• [Aim]
Repeat the records below exactly, leaving out any pictures.

>> Begin

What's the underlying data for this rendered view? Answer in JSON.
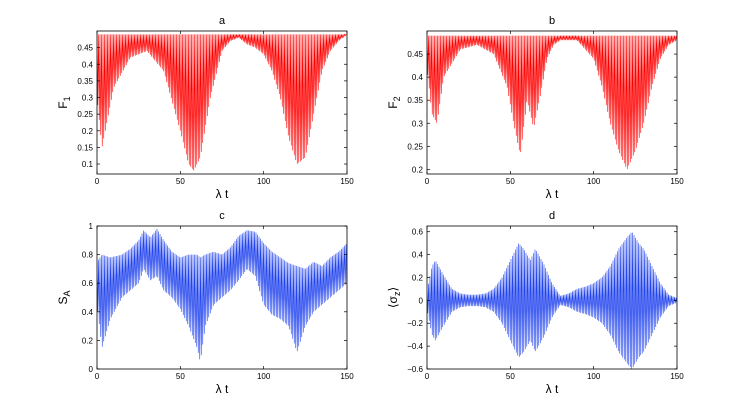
{
  "colors": {
    "red": "#ff0000",
    "blue": "#2244ee",
    "axis": "#000000"
  },
  "chart_data": [
    {
      "type": "line",
      "title": "a",
      "xlabel": "λ t",
      "ylabel": "F",
      "ylabel_sub": "1",
      "xlim": [
        0,
        150
      ],
      "ylim": [
        0.07,
        0.5
      ],
      "xticks": [
        0,
        50,
        100,
        150
      ],
      "yticks": [
        0.1,
        0.15,
        0.2,
        0.25,
        0.3,
        0.35,
        0.4,
        0.45
      ],
      "yticklabels": [
        "0.1",
        "0.15",
        "0.2",
        "0.25",
        "0.3",
        "0.35",
        "0.4",
        "0.45"
      ],
      "color": "red",
      "oscillation_period": 0.9,
      "envelope_x": [
        0,
        3,
        10,
        20,
        30,
        40,
        50,
        55,
        58,
        62,
        68,
        75,
        80,
        85,
        90,
        95,
        100,
        105,
        110,
        115,
        120,
        125,
        130,
        135,
        140,
        145,
        150
      ],
      "upper": [
        0.49,
        0.49,
        0.49,
        0.49,
        0.49,
        0.49,
        0.49,
        0.49,
        0.49,
        0.49,
        0.49,
        0.49,
        0.49,
        0.49,
        0.49,
        0.49,
        0.49,
        0.49,
        0.49,
        0.49,
        0.49,
        0.49,
        0.49,
        0.49,
        0.49,
        0.49,
        0.49
      ],
      "lower": [
        0.3,
        0.15,
        0.33,
        0.42,
        0.44,
        0.38,
        0.2,
        0.1,
        0.08,
        0.12,
        0.3,
        0.44,
        0.47,
        0.48,
        0.46,
        0.45,
        0.43,
        0.38,
        0.3,
        0.18,
        0.1,
        0.12,
        0.25,
        0.38,
        0.44,
        0.47,
        0.49
      ]
    },
    {
      "type": "line",
      "title": "b",
      "xlabel": "λ t",
      "ylabel": "F",
      "ylabel_sub": "2",
      "xlim": [
        0,
        150
      ],
      "ylim": [
        0.19,
        0.5
      ],
      "xticks": [
        0,
        50,
        100,
        150
      ],
      "yticks": [
        0.2,
        0.25,
        0.3,
        0.35,
        0.4,
        0.45
      ],
      "yticklabels": [
        "0.2",
        "0.25",
        "0.3",
        "0.35",
        "0.4",
        "0.45"
      ],
      "color": "red",
      "oscillation_period": 0.9,
      "envelope_x": [
        0,
        3,
        6,
        10,
        20,
        30,
        40,
        48,
        52,
        56,
        60,
        64,
        68,
        72,
        76,
        80,
        90,
        100,
        105,
        110,
        115,
        120,
        125,
        130,
        135,
        140,
        145,
        150
      ],
      "upper": [
        0.49,
        0.49,
        0.49,
        0.49,
        0.49,
        0.49,
        0.49,
        0.49,
        0.49,
        0.49,
        0.49,
        0.49,
        0.49,
        0.49,
        0.49,
        0.49,
        0.49,
        0.49,
        0.49,
        0.49,
        0.49,
        0.49,
        0.49,
        0.49,
        0.49,
        0.49,
        0.49,
        0.49
      ],
      "lower": [
        0.42,
        0.32,
        0.3,
        0.4,
        0.46,
        0.47,
        0.45,
        0.38,
        0.3,
        0.23,
        0.35,
        0.29,
        0.36,
        0.44,
        0.47,
        0.48,
        0.48,
        0.44,
        0.38,
        0.3,
        0.24,
        0.2,
        0.24,
        0.3,
        0.38,
        0.44,
        0.47,
        0.48
      ]
    },
    {
      "type": "line",
      "title": "c",
      "xlabel": "λ t",
      "ylabel": "S",
      "ylabel_sub": "A",
      "xlim": [
        0,
        150
      ],
      "ylim": [
        0,
        1
      ],
      "xticks": [
        0,
        50,
        100,
        150
      ],
      "yticks": [
        0,
        0.2,
        0.4,
        0.6,
        0.8,
        1
      ],
      "yticklabels": [
        "0",
        "0.2",
        "0.4",
        "0.6",
        "0.8",
        "1"
      ],
      "color": "blue",
      "oscillation_period": 0.9,
      "envelope_x": [
        0,
        3,
        8,
        15,
        20,
        25,
        28,
        32,
        36,
        40,
        45,
        50,
        55,
        60,
        62,
        65,
        70,
        75,
        80,
        85,
        90,
        95,
        100,
        105,
        110,
        115,
        120,
        125,
        130,
        135,
        140,
        145,
        150
      ],
      "upper": [
        0.75,
        0.8,
        0.78,
        0.8,
        0.84,
        0.9,
        0.97,
        0.92,
        0.98,
        0.9,
        0.82,
        0.78,
        0.8,
        0.8,
        0.78,
        0.8,
        0.82,
        0.8,
        0.85,
        0.93,
        0.97,
        0.96,
        0.88,
        0.82,
        0.78,
        0.74,
        0.72,
        0.7,
        0.75,
        0.72,
        0.78,
        0.82,
        0.88
      ],
      "lower": [
        0.45,
        0.15,
        0.35,
        0.5,
        0.55,
        0.6,
        0.7,
        0.62,
        0.65,
        0.55,
        0.5,
        0.42,
        0.3,
        0.15,
        0.05,
        0.3,
        0.45,
        0.5,
        0.55,
        0.62,
        0.7,
        0.65,
        0.45,
        0.38,
        0.35,
        0.3,
        0.12,
        0.3,
        0.4,
        0.45,
        0.5,
        0.55,
        0.6
      ]
    },
    {
      "type": "line",
      "title": "d",
      "xlabel": "λ t",
      "ylabel": "⟨σ",
      "ylabel_sub": "z",
      "ylabel_close": "⟩",
      "xlim": [
        0,
        150
      ],
      "ylim": [
        -0.6,
        0.65
      ],
      "xticks": [
        0,
        50,
        100,
        150
      ],
      "yticks": [
        -0.6,
        -0.4,
        -0.2,
        0,
        0.2,
        0.4,
        0.6
      ],
      "yticklabels": [
        "−0.6",
        "−0.4",
        "−0.2",
        "0",
        "0.2",
        "0.4",
        "0.6"
      ],
      "color": "blue",
      "oscillation_period": 0.9,
      "envelope_x": [
        0,
        3,
        5,
        10,
        15,
        20,
        25,
        30,
        35,
        40,
        45,
        50,
        55,
        58,
        62,
        65,
        70,
        75,
        80,
        85,
        90,
        95,
        100,
        105,
        110,
        115,
        120,
        123,
        127,
        130,
        135,
        140,
        145,
        150
      ],
      "upper": [
        0.08,
        0.3,
        0.35,
        0.22,
        0.1,
        0.06,
        0.05,
        0.05,
        0.06,
        0.1,
        0.2,
        0.35,
        0.5,
        0.45,
        0.35,
        0.45,
        0.32,
        0.15,
        0.04,
        0.06,
        0.1,
        0.12,
        0.15,
        0.2,
        0.3,
        0.45,
        0.55,
        0.6,
        0.5,
        0.45,
        0.3,
        0.15,
        0.05,
        0.02
      ],
      "lower": [
        -0.08,
        -0.3,
        -0.35,
        -0.22,
        -0.1,
        -0.06,
        -0.05,
        -0.05,
        -0.06,
        -0.1,
        -0.2,
        -0.35,
        -0.5,
        -0.45,
        -0.35,
        -0.45,
        -0.32,
        -0.15,
        -0.04,
        -0.06,
        -0.1,
        -0.12,
        -0.15,
        -0.2,
        -0.3,
        -0.45,
        -0.55,
        -0.6,
        -0.5,
        -0.45,
        -0.3,
        -0.15,
        -0.05,
        -0.02
      ]
    }
  ]
}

>> End

• [Finished exercise]
What's the underlying data for this rendered view? Answer in JSON.
{
  "colors": {
    "red": "#ff0000",
    "blue": "#2244ee",
    "axis": "#000000"
  },
  "chart_data": [
    {
      "type": "line",
      "title": "a",
      "xlabel": "λ t",
      "ylabel": "F",
      "ylabel_sub": "1",
      "xlim": [
        0,
        150
      ],
      "ylim": [
        0.07,
        0.5
      ],
      "xticks": [
        0,
        50,
        100,
        150
      ],
      "yticks": [
        0.1,
        0.15,
        0.2,
        0.25,
        0.3,
        0.35,
        0.4,
        0.45
      ],
      "yticklabels": [
        "0.1",
        "0.15",
        "0.2",
        "0.25",
        "0.3",
        "0.35",
        "0.4",
        "0.45"
      ],
      "color": "red",
      "oscillation_period": 0.9,
      "envelope_x": [
        0,
        3,
        10,
        20,
        30,
        40,
        50,
        55,
        58,
        62,
        68,
        75,
        80,
        85,
        90,
        95,
        100,
        105,
        110,
        115,
        120,
        125,
        130,
        135,
        140,
        145,
        150
      ],
      "upper": [
        0.49,
        0.49,
        0.49,
        0.49,
        0.49,
        0.49,
        0.49,
        0.49,
        0.49,
        0.49,
        0.49,
        0.49,
        0.49,
        0.49,
        0.49,
        0.49,
        0.49,
        0.49,
        0.49,
        0.49,
        0.49,
        0.49,
        0.49,
        0.49,
        0.49,
        0.49,
        0.49
      ],
      "lower": [
        0.3,
        0.15,
        0.33,
        0.42,
        0.44,
        0.38,
        0.2,
        0.1,
        0.08,
        0.12,
        0.3,
        0.44,
        0.47,
        0.48,
        0.46,
        0.45,
        0.43,
        0.38,
        0.3,
        0.18,
        0.1,
        0.12,
        0.25,
        0.38,
        0.44,
        0.47,
        0.49
      ]
    },
    {
      "type": "line",
      "title": "b",
      "xlabel": "λ t",
      "ylabel": "F",
      "ylabel_sub": "2",
      "xlim": [
        0,
        150
      ],
      "ylim": [
        0.19,
        0.5
      ],
      "xticks": [
        0,
        50,
        100,
        150
      ],
      "yticks": [
        0.2,
        0.25,
        0.3,
        0.35,
        0.4,
        0.45
      ],
      "yticklabels": [
        "0.2",
        "0.25",
        "0.3",
        "0.35",
        "0.4",
        "0.45"
      ],
      "color": "red",
      "oscillation_period": 0.9,
      "envelope_x": [
        0,
        3,
        6,
        10,
        20,
        30,
        40,
        48,
        52,
        56,
        60,
        64,
        68,
        72,
        76,
        80,
        90,
        100,
        105,
        110,
        115,
        120,
        125,
        130,
        135,
        140,
        145,
        150
      ],
      "upper": [
        0.49,
        0.49,
        0.49,
        0.49,
        0.49,
        0.49,
        0.49,
        0.49,
        0.49,
        0.49,
        0.49,
        0.49,
        0.49,
        0.49,
        0.49,
        0.49,
        0.49,
        0.49,
        0.49,
        0.49,
        0.49,
        0.49,
        0.49,
        0.49,
        0.49,
        0.49,
        0.49,
        0.49
      ],
      "lower": [
        0.42,
        0.32,
        0.3,
        0.4,
        0.46,
        0.47,
        0.45,
        0.38,
        0.3,
        0.23,
        0.35,
        0.29,
        0.36,
        0.44,
        0.47,
        0.48,
        0.48,
        0.44,
        0.38,
        0.3,
        0.24,
        0.2,
        0.24,
        0.3,
        0.38,
        0.44,
        0.47,
        0.48
      ]
    },
    {
      "type": "line",
      "title": "c",
      "xlabel": "λ t",
      "ylabel": "S",
      "ylabel_sub": "A",
      "xlim": [
        0,
        150
      ],
      "ylim": [
        0,
        1
      ],
      "xticks": [
        0,
        50,
        100,
        150
      ],
      "yticks": [
        0,
        0.2,
        0.4,
        0.6,
        0.8,
        1
      ],
      "yticklabels": [
        "0",
        "0.2",
        "0.4",
        "0.6",
        "0.8",
        "1"
      ],
      "color": "blue",
      "oscillation_period": 0.9,
      "envelope_x": [
        0,
        3,
        8,
        15,
        20,
        25,
        28,
        32,
        36,
        40,
        45,
        50,
        55,
        60,
        62,
        65,
        70,
        75,
        80,
        85,
        90,
        95,
        100,
        105,
        110,
        115,
        120,
        125,
        130,
        135,
        140,
        145,
        150
      ],
      "upper": [
        0.75,
        0.8,
        0.78,
        0.8,
        0.84,
        0.9,
        0.97,
        0.92,
        0.98,
        0.9,
        0.82,
        0.78,
        0.8,
        0.8,
        0.78,
        0.8,
        0.82,
        0.8,
        0.85,
        0.93,
        0.97,
        0.96,
        0.88,
        0.82,
        0.78,
        0.74,
        0.72,
        0.7,
        0.75,
        0.72,
        0.78,
        0.82,
        0.88
      ],
      "lower": [
        0.45,
        0.15,
        0.35,
        0.5,
        0.55,
        0.6,
        0.7,
        0.62,
        0.65,
        0.55,
        0.5,
        0.42,
        0.3,
        0.15,
        0.05,
        0.3,
        0.45,
        0.5,
        0.55,
        0.62,
        0.7,
        0.65,
        0.45,
        0.38,
        0.35,
        0.3,
        0.12,
        0.3,
        0.4,
        0.45,
        0.5,
        0.55,
        0.6
      ]
    },
    {
      "type": "line",
      "title": "d",
      "xlabel": "λ t",
      "ylabel": "⟨σ",
      "ylabel_sub": "z",
      "ylabel_close": "⟩",
      "xlim": [
        0,
        150
      ],
      "ylim": [
        -0.6,
        0.65
      ],
      "xticks": [
        0,
        50,
        100,
        150
      ],
      "yticks": [
        -0.6,
        -0.4,
        -0.2,
        0,
        0.2,
        0.4,
        0.6
      ],
      "yticklabels": [
        "−0.6",
        "−0.4",
        "−0.2",
        "0",
        "0.2",
        "0.4",
        "0.6"
      ],
      "color": "blue",
      "oscillation_period": 0.9,
      "envelope_x": [
        0,
        3,
        5,
        10,
        15,
        20,
        25,
        30,
        35,
        40,
        45,
        50,
        55,
        58,
        62,
        65,
        70,
        75,
        80,
        85,
        90,
        95,
        100,
        105,
        110,
        115,
        120,
        123,
        127,
        130,
        135,
        140,
        145,
        150
      ],
      "upper": [
        0.08,
        0.3,
        0.35,
        0.22,
        0.1,
        0.06,
        0.05,
        0.05,
        0.06,
        0.1,
        0.2,
        0.35,
        0.5,
        0.45,
        0.35,
        0.45,
        0.32,
        0.15,
        0.04,
        0.06,
        0.1,
        0.12,
        0.15,
        0.2,
        0.3,
        0.45,
        0.55,
        0.6,
        0.5,
        0.45,
        0.3,
        0.15,
        0.05,
        0.02
      ],
      "lower": [
        -0.08,
        -0.3,
        -0.35,
        -0.22,
        -0.1,
        -0.06,
        -0.05,
        -0.05,
        -0.06,
        -0.1,
        -0.2,
        -0.35,
        -0.5,
        -0.45,
        -0.35,
        -0.45,
        -0.32,
        -0.15,
        -0.04,
        -0.06,
        -0.1,
        -0.12,
        -0.15,
        -0.2,
        -0.3,
        -0.45,
        -0.55,
        -0.6,
        -0.5,
        -0.45,
        -0.3,
        -0.15,
        -0.05,
        -0.02
      ]
    }
  ]
}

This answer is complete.